■ **Exercise details**
Scan the entries below and report only how many lines contain "icon".

********

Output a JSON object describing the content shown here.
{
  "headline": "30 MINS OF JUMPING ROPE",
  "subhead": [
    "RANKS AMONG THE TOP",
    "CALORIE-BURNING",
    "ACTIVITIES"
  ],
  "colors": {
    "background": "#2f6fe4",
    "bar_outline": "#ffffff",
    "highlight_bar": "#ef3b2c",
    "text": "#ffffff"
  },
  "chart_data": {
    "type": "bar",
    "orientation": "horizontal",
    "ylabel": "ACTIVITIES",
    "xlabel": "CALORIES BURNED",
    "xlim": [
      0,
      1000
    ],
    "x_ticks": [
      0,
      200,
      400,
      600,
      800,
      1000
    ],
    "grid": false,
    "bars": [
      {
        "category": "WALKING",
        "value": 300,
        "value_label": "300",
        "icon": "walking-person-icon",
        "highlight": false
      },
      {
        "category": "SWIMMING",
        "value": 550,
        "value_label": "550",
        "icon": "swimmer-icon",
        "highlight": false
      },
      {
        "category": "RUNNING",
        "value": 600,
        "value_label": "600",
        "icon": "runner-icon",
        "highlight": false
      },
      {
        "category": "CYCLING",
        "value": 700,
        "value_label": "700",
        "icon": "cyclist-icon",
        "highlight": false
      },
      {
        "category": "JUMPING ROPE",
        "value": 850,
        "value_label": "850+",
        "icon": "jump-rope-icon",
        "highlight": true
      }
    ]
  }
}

********

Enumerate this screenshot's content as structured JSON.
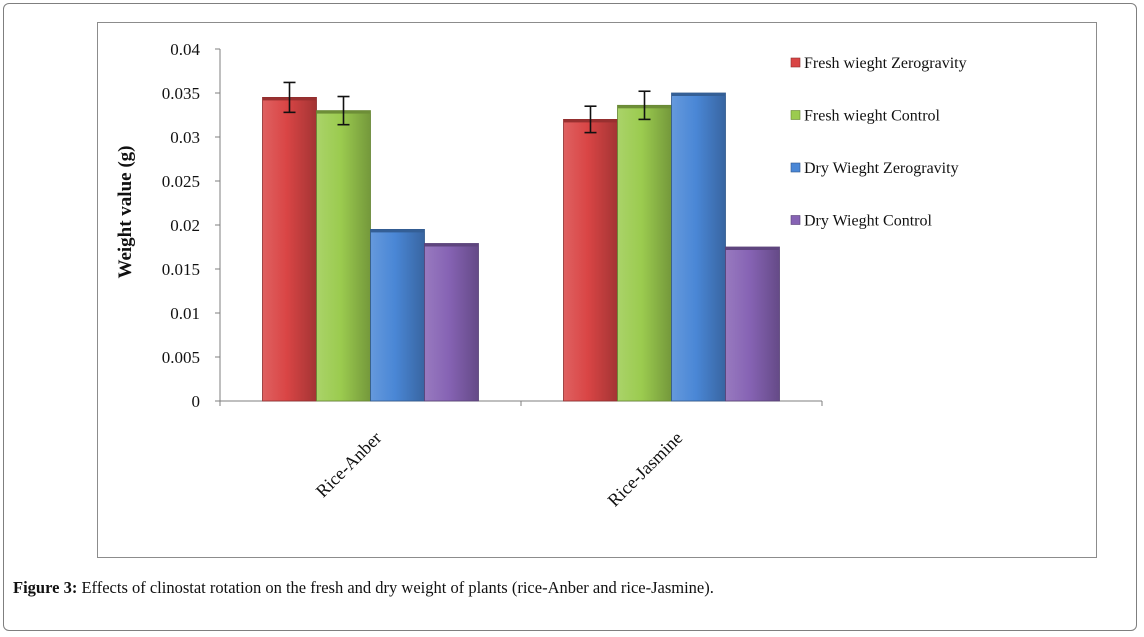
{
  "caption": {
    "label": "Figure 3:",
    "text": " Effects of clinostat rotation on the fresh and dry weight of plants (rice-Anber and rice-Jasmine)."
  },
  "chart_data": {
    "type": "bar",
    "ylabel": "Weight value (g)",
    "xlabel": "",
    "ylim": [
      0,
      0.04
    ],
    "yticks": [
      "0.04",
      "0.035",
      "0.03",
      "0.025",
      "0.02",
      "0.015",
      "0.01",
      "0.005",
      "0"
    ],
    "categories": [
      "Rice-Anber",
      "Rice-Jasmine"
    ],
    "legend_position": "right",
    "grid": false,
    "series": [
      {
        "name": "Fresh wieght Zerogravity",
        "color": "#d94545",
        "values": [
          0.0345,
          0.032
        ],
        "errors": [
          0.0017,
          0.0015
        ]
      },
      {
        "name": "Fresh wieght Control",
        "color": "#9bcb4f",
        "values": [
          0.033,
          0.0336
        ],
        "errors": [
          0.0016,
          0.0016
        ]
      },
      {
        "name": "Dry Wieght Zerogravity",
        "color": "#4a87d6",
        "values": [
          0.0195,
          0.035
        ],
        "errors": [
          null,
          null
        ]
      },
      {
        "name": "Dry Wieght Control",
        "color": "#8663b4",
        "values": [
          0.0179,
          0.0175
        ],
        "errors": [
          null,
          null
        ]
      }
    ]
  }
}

********

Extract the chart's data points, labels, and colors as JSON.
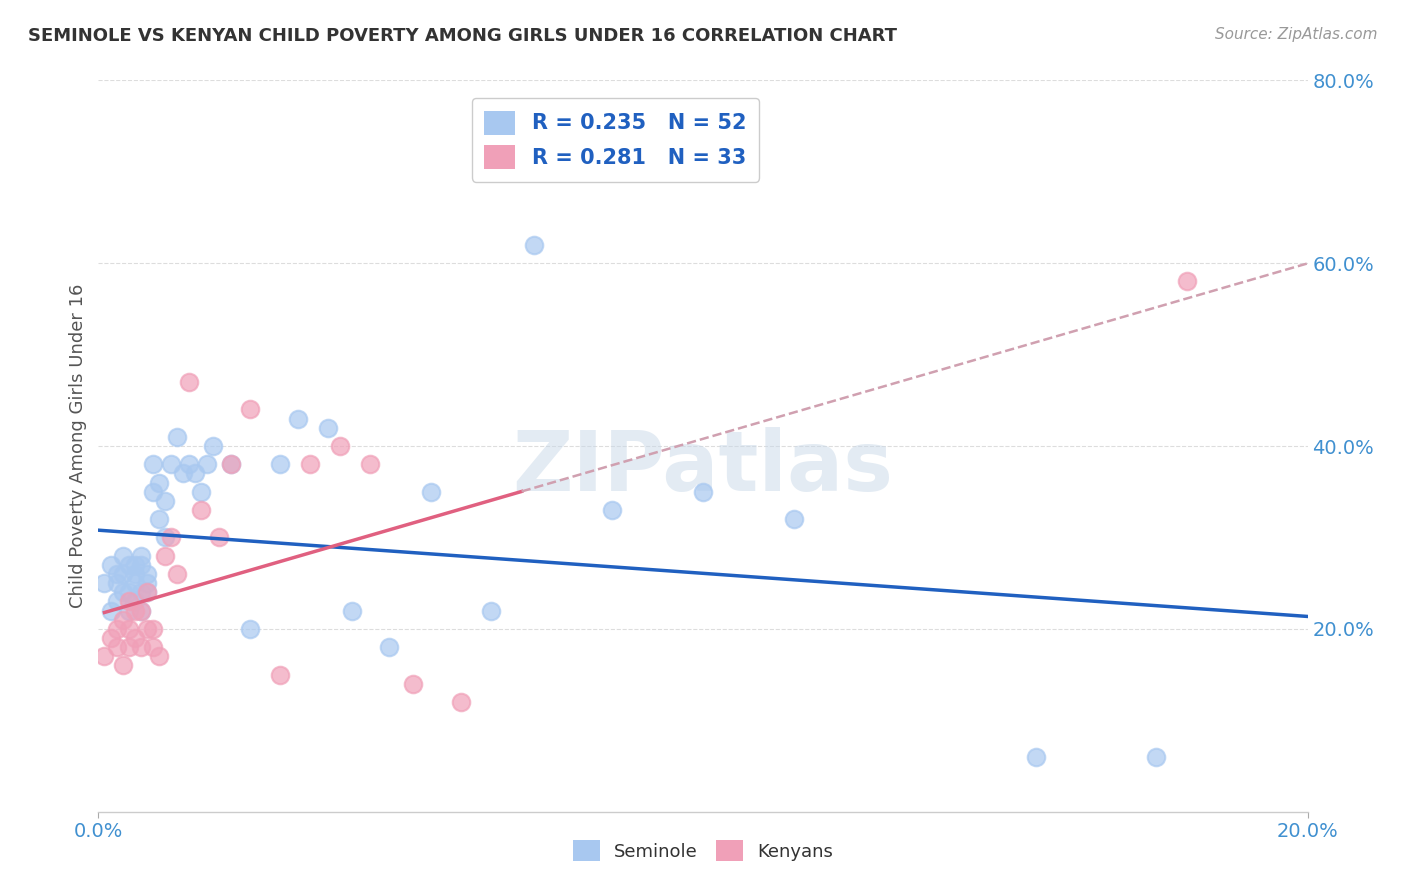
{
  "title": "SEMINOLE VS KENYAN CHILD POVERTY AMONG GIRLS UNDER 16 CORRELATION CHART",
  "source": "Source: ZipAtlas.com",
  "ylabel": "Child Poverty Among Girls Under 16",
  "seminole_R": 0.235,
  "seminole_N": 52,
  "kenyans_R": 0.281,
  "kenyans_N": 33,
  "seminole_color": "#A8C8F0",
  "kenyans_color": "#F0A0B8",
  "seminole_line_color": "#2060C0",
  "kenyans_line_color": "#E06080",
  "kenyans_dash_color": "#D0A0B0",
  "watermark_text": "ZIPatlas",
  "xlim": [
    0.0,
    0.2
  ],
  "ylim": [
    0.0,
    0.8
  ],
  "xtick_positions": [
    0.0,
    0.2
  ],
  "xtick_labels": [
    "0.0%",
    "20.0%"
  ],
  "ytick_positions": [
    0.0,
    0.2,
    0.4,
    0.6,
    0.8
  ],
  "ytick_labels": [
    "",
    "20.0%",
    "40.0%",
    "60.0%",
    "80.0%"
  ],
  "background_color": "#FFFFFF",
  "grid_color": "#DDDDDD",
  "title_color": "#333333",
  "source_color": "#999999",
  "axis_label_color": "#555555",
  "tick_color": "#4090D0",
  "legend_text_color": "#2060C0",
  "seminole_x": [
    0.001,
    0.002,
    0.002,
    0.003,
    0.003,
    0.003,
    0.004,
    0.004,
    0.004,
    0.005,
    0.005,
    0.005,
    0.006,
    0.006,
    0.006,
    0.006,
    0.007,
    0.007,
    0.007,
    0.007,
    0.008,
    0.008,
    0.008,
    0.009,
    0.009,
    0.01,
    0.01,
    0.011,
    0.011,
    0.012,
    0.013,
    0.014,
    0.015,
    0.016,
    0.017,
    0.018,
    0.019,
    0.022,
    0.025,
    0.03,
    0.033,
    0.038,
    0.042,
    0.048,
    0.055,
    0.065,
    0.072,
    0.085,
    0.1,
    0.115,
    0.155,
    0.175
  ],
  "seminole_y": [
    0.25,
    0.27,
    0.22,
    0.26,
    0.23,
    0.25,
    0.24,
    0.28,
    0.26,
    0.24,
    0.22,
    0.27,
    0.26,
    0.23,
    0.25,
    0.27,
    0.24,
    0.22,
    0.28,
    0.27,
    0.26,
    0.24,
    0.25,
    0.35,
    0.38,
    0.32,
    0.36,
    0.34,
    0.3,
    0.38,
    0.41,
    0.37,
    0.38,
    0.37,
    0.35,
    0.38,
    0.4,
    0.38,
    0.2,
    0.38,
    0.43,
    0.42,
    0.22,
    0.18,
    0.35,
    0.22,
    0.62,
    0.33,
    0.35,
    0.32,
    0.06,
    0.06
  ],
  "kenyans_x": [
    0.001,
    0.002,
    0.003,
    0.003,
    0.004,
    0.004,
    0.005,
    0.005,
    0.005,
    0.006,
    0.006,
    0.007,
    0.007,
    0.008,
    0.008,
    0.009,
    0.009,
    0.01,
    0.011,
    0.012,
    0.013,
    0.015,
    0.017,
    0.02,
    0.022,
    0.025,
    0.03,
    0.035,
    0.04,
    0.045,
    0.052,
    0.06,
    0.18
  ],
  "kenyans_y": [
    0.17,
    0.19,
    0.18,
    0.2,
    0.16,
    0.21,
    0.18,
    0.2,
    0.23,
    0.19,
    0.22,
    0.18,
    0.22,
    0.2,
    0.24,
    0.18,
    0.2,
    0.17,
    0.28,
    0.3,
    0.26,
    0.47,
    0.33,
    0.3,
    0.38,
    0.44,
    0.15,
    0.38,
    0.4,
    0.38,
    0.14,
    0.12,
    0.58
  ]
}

********

■ **The output**
5